_Given exercise_
Retype only what runs from the line that contains "Convert this document image to plain text." through the last line of the listing below, both lines included.
+++
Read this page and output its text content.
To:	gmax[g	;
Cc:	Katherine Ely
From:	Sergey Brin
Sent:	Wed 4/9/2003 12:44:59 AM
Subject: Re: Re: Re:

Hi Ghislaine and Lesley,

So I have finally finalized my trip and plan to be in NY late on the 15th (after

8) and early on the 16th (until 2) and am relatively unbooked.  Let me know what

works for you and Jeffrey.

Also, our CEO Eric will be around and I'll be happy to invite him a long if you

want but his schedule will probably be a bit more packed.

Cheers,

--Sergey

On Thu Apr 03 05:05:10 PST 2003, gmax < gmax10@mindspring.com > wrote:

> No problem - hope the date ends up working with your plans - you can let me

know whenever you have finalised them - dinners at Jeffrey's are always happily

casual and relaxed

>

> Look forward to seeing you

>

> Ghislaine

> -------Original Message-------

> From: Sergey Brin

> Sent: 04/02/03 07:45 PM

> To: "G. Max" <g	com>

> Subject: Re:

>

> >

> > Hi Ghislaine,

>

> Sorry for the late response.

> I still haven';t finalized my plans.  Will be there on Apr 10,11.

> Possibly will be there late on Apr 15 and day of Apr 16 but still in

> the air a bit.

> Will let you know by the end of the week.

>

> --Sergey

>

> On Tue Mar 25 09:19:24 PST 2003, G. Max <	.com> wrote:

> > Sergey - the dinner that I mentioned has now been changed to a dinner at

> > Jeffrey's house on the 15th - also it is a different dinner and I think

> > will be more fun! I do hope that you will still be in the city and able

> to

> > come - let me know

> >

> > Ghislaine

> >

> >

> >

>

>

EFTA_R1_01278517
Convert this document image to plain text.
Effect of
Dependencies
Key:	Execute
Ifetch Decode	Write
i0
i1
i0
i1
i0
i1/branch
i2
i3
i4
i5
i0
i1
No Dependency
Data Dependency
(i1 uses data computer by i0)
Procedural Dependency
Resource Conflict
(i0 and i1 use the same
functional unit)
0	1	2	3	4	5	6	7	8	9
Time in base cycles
+++
_Solution to this problem_
Convert this document image to plain text.
Effect of
Dependencies
Key:	Execute
Ifetch Decode	Write
i0
i1
i0
i1
i0
i1/branch
i2
i3
i4
i5
i0
i1
No Dependency
Data Dependency
(i1 uses data computer by i0)
Procedural Dependency
Resource Conflict
(i0 and i1 use the same
functional unit)
0	1	2	3	4	5	6	7	8	9
Time in base cycles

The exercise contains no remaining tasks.